** What the task requires **
Which lines hold the word "JSON"? Show each of them.

** Records supplied **
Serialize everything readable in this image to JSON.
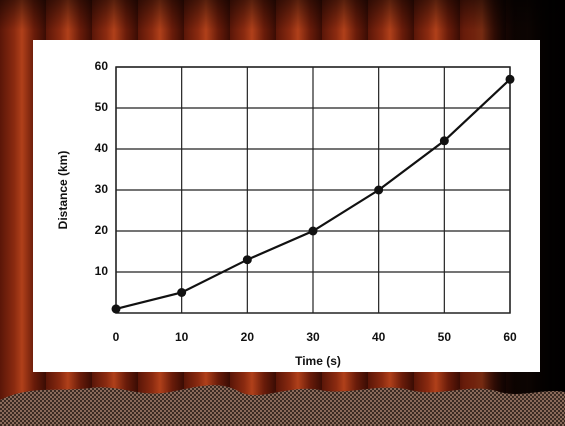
{
  "chart_data": {
    "type": "line",
    "x_label": "Time (s)",
    "y_label": "Distance (km)",
    "x": [
      0,
      10,
      20,
      30,
      40,
      50,
      60
    ],
    "values": [
      1,
      5,
      13,
      20,
      30,
      42,
      57
    ],
    "color": "#111111",
    "xlim": [
      0,
      60
    ],
    "xticks": [
      0,
      10,
      20,
      30,
      40,
      50,
      60
    ],
    "ylim": [
      0,
      60
    ],
    "yticks": [
      10,
      20,
      30,
      40,
      50,
      60
    ],
    "grid": true,
    "markers": true
  }
}
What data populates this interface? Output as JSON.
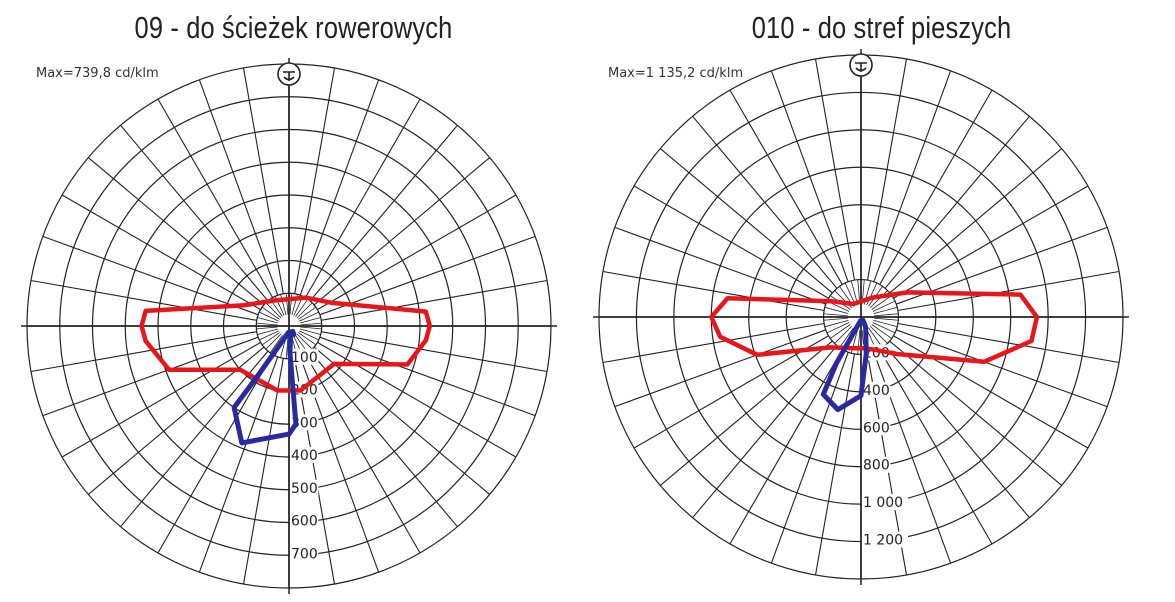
{
  "chart_data": [
    {
      "type": "polar",
      "title": "09 - do ścieżek rowerowych",
      "annotation": "Max=739,8 cd/klm",
      "radial_ticks": [
        "100",
        "200",
        "300",
        "400",
        "500",
        "600",
        "700"
      ],
      "radial_max": 800,
      "angular_step_deg": 10,
      "grid": true,
      "series": [
        {
          "color": "#e8161b",
          "points": [
            [
              -150,
              90
            ],
            [
              -115,
              150
            ],
            [
              -96,
              440
            ],
            [
              -90,
              450
            ],
            [
              -84,
              440
            ],
            [
              -70,
              390
            ],
            [
              -48,
              200
            ],
            [
              -10,
              200
            ],
            [
              10,
              200
            ],
            [
              50,
              180
            ],
            [
              72,
              380
            ],
            [
              84,
              420
            ],
            [
              90,
              430
            ],
            [
              96,
              420
            ],
            [
              118,
              150
            ],
            [
              150,
              100
            ]
          ]
        },
        {
          "color": "#2a2aa0",
          "points": [
            [
              -5,
              20
            ],
            [
              -32,
              175
            ],
            [
              -34,
              300
            ],
            [
              -22,
              385
            ],
            [
              0,
              330
            ],
            [
              4,
              300
            ],
            [
              2,
              80
            ],
            [
              13,
              25
            ],
            [
              30,
              30
            ],
            [
              35,
              20
            ]
          ]
        }
      ]
    },
    {
      "type": "polar",
      "title": "010 - do stref pieszych",
      "annotation": "Max=1 135,2 cd/klm",
      "radial_ticks": [
        "200",
        "400",
        "600",
        "800",
        "1 000",
        "1 200"
      ],
      "radial_max": 1400,
      "angular_step_deg": 10,
      "grid": true,
      "series": [
        {
          "color": "#e8161b",
          "points": [
            [
              -150,
              80
            ],
            [
              -118,
              180
            ],
            [
              -98,
              720
            ],
            [
              -90,
              800
            ],
            [
              -82,
              760
            ],
            [
              -70,
              590
            ],
            [
              -45,
              230
            ],
            [
              -10,
              170
            ],
            [
              10,
              170
            ],
            [
              45,
              280
            ],
            [
              70,
              700
            ],
            [
              82,
              920
            ],
            [
              90,
              940
            ],
            [
              98,
              860
            ],
            [
              118,
              280
            ],
            [
              150,
              120
            ]
          ]
        },
        {
          "color": "#2a2aa0",
          "points": [
            [
              -8,
              20
            ],
            [
              -28,
              280
            ],
            [
              -26,
              460
            ],
            [
              -14,
              510
            ],
            [
              0,
              420
            ],
            [
              8,
              200
            ],
            [
              25,
              60
            ],
            [
              30,
              20
            ]
          ]
        }
      ]
    }
  ]
}
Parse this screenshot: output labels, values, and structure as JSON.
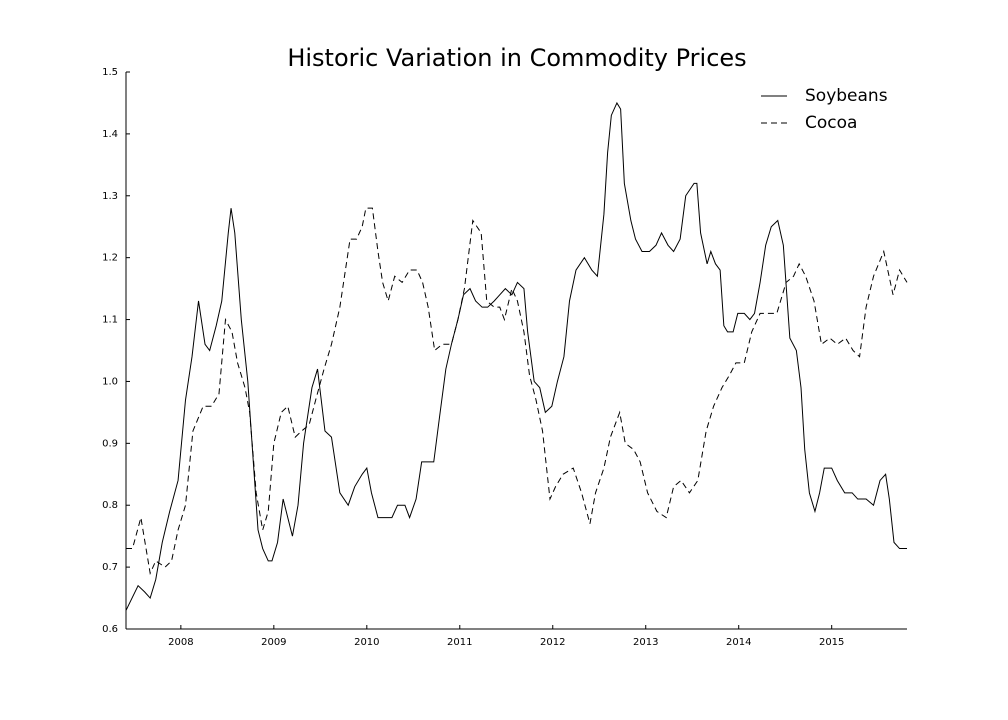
{
  "chart_data": {
    "type": "line",
    "title": "Historic Variation in Commodity Prices",
    "xlim": [
      2007.41,
      2015.81
    ],
    "xticks": [
      2008,
      2009,
      2010,
      2011,
      2012,
      2013,
      2014,
      2015
    ],
    "ylim": [
      0.6,
      1.5
    ],
    "yticks": [
      0.6,
      0.7,
      0.8,
      0.9,
      {
        "value": 1,
        "label": "1.0"
      },
      1.1,
      1.2,
      1.3,
      1.4,
      1.5
    ],
    "grid": false,
    "legend": "upper right",
    "series": [
      {
        "name": "Soybeans",
        "color": "#000000",
        "linestyle": "solid",
        "x": [
          2007.41,
          2007.54,
          2007.61,
          2007.67,
          2007.73,
          2007.8,
          2007.88,
          2007.97,
          2008.05,
          2008.12,
          2008.19,
          2008.26,
          2008.31,
          2008.38,
          2008.44,
          2008.51,
          2008.54,
          2008.58,
          2008.65,
          2008.72,
          2008.77,
          2008.83,
          2008.88,
          2008.94,
          2008.98,
          2009.04,
          2009.1,
          2009.15,
          2009.2,
          2009.26,
          2009.32,
          2009.41,
          2009.47,
          2009.55,
          2009.62,
          2009.71,
          2009.8,
          2009.87,
          2009.95,
          2010.0,
          2010.05,
          2010.12,
          2010.19,
          2010.27,
          2010.33,
          2010.41,
          2010.46,
          2010.53,
          2010.59,
          2010.66,
          2010.72,
          2010.78,
          2010.85,
          2010.91,
          2010.98,
          2011.04,
          2011.11,
          2011.17,
          2011.24,
          2011.3,
          2011.37,
          2011.43,
          2011.49,
          2011.56,
          2011.62,
          2011.69,
          2011.73,
          2011.8,
          2011.86,
          2011.92,
          2011.99,
          2012.05,
          2012.12,
          2012.18,
          2012.25,
          2012.34,
          2012.42,
          2012.48,
          2012.55,
          2012.59,
          2012.63,
          2012.69,
          2012.73,
          2012.77,
          2012.84,
          2012.89,
          2012.96,
          2013.04,
          2013.11,
          2013.17,
          2013.24,
          2013.3,
          2013.37,
          2013.43,
          2013.52,
          2013.55,
          2013.59,
          2013.66,
          2013.7,
          2013.75,
          2013.8,
          2013.84,
          2013.88,
          2013.94,
          2013.99,
          2014.06,
          2014.12,
          2014.17,
          2014.23,
          2014.29,
          2014.35,
          2014.42,
          2014.48,
          2014.55,
          2014.62,
          2014.67,
          2014.71,
          2014.76,
          2014.82,
          2014.87,
          2014.92,
          2015.0,
          2015.06,
          2015.14,
          2015.22,
          2015.28,
          2015.37,
          2015.45,
          2015.52,
          2015.58,
          2015.62,
          2015.67,
          2015.73,
          2015.81
        ],
        "values": [
          0.63,
          0.67,
          0.66,
          0.65,
          0.68,
          0.74,
          0.79,
          0.84,
          0.97,
          1.04,
          1.13,
          1.06,
          1.05,
          1.09,
          1.13,
          1.24,
          1.28,
          1.24,
          1.1,
          1.0,
          0.89,
          0.76,
          0.73,
          0.71,
          0.71,
          0.74,
          0.81,
          0.78,
          0.75,
          0.8,
          0.9,
          0.99,
          1.02,
          0.92,
          0.91,
          0.82,
          0.8,
          0.83,
          0.85,
          0.86,
          0.82,
          0.78,
          0.78,
          0.78,
          0.8,
          0.8,
          0.78,
          0.81,
          0.87,
          0.87,
          0.87,
          0.94,
          1.02,
          1.06,
          1.1,
          1.14,
          1.15,
          1.13,
          1.12,
          1.12,
          1.13,
          1.14,
          1.15,
          1.14,
          1.16,
          1.15,
          1.08,
          1.0,
          0.99,
          0.95,
          0.96,
          1.0,
          1.04,
          1.13,
          1.18,
          1.2,
          1.18,
          1.17,
          1.27,
          1.37,
          1.43,
          1.45,
          1.44,
          1.32,
          1.26,
          1.23,
          1.21,
          1.21,
          1.22,
          1.24,
          1.22,
          1.21,
          1.23,
          1.3,
          1.32,
          1.32,
          1.24,
          1.19,
          1.21,
          1.19,
          1.18,
          1.09,
          1.08,
          1.08,
          1.11,
          1.11,
          1.1,
          1.11,
          1.16,
          1.22,
          1.25,
          1.26,
          1.22,
          1.07,
          1.05,
          0.99,
          0.89,
          0.82,
          0.79,
          0.82,
          0.86,
          0.86,
          0.84,
          0.82,
          0.82,
          0.81,
          0.81,
          0.8,
          0.84,
          0.85,
          0.81,
          0.74,
          0.73,
          0.73
        ]
      },
      {
        "name": "Cocoa",
        "color": "#000000",
        "linestyle": "dashed",
        "x": [
          2007.41,
          2007.48,
          2007.57,
          2007.67,
          2007.73,
          2007.83,
          2007.9,
          2007.97,
          2008.05,
          2008.13,
          2008.24,
          2008.33,
          2008.41,
          2008.48,
          2008.55,
          2008.61,
          2008.69,
          2008.74,
          2008.81,
          2008.88,
          2008.94,
          2009.0,
          2009.08,
          2009.15,
          2009.23,
          2009.3,
          2009.38,
          2009.45,
          2009.54,
          2009.62,
          2009.71,
          2009.77,
          2009.82,
          2009.89,
          2009.95,
          2009.99,
          2010.06,
          2010.12,
          2010.17,
          2010.23,
          2010.3,
          2010.38,
          2010.46,
          2010.54,
          2010.6,
          2010.66,
          2010.73,
          2010.81,
          2010.91,
          2010.98,
          2011.05,
          2011.14,
          2011.23,
          2011.29,
          2011.37,
          2011.43,
          2011.48,
          2011.56,
          2011.62,
          2011.69,
          2011.75,
          2011.82,
          2011.89,
          2011.97,
          2012.03,
          2012.11,
          2012.22,
          2012.31,
          2012.4,
          2012.46,
          2012.55,
          2012.62,
          2012.72,
          2012.78,
          2012.87,
          2012.94,
          2013.02,
          2013.12,
          2013.22,
          2013.3,
          2013.38,
          2013.47,
          2013.56,
          2013.65,
          2013.73,
          2013.82,
          2013.9,
          2013.97,
          2014.06,
          2014.14,
          2014.23,
          2014.31,
          2014.41,
          2014.51,
          2014.59,
          2014.65,
          2014.72,
          2014.81,
          2014.89,
          2014.98,
          2015.06,
          2015.15,
          2015.23,
          2015.3,
          2015.37,
          2015.45,
          2015.56,
          2015.66,
          2015.73,
          2015.81
        ],
        "values": [
          0.73,
          0.73,
          0.78,
          0.69,
          0.71,
          0.7,
          0.71,
          0.76,
          0.8,
          0.92,
          0.96,
          0.96,
          0.98,
          1.1,
          1.08,
          1.03,
          0.99,
          0.95,
          0.82,
          0.76,
          0.79,
          0.9,
          0.95,
          0.96,
          0.91,
          0.92,
          0.93,
          0.97,
          1.02,
          1.06,
          1.12,
          1.18,
          1.23,
          1.23,
          1.25,
          1.28,
          1.28,
          1.21,
          1.16,
          1.13,
          1.17,
          1.16,
          1.18,
          1.18,
          1.16,
          1.12,
          1.05,
          1.06,
          1.06,
          1.1,
          1.15,
          1.26,
          1.24,
          1.13,
          1.12,
          1.12,
          1.1,
          1.15,
          1.13,
          1.08,
          1.01,
          0.97,
          0.92,
          0.81,
          0.83,
          0.85,
          0.86,
          0.82,
          0.77,
          0.82,
          0.86,
          0.91,
          0.95,
          0.9,
          0.89,
          0.87,
          0.82,
          0.79,
          0.78,
          0.83,
          0.84,
          0.82,
          0.84,
          0.92,
          0.96,
          0.99,
          1.01,
          1.03,
          1.03,
          1.08,
          1.11,
          1.11,
          1.11,
          1.16,
          1.17,
          1.19,
          1.17,
          1.13,
          1.06,
          1.07,
          1.06,
          1.07,
          1.05,
          1.04,
          1.12,
          1.17,
          1.21,
          1.14,
          1.18,
          1.16
        ]
      }
    ]
  }
}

** Answer to this problem **
Serialize everything readable in this image to JSON.
What data populates this interface? Output as JSON.
Parse this screenshot: output labels, values, and structure as JSON.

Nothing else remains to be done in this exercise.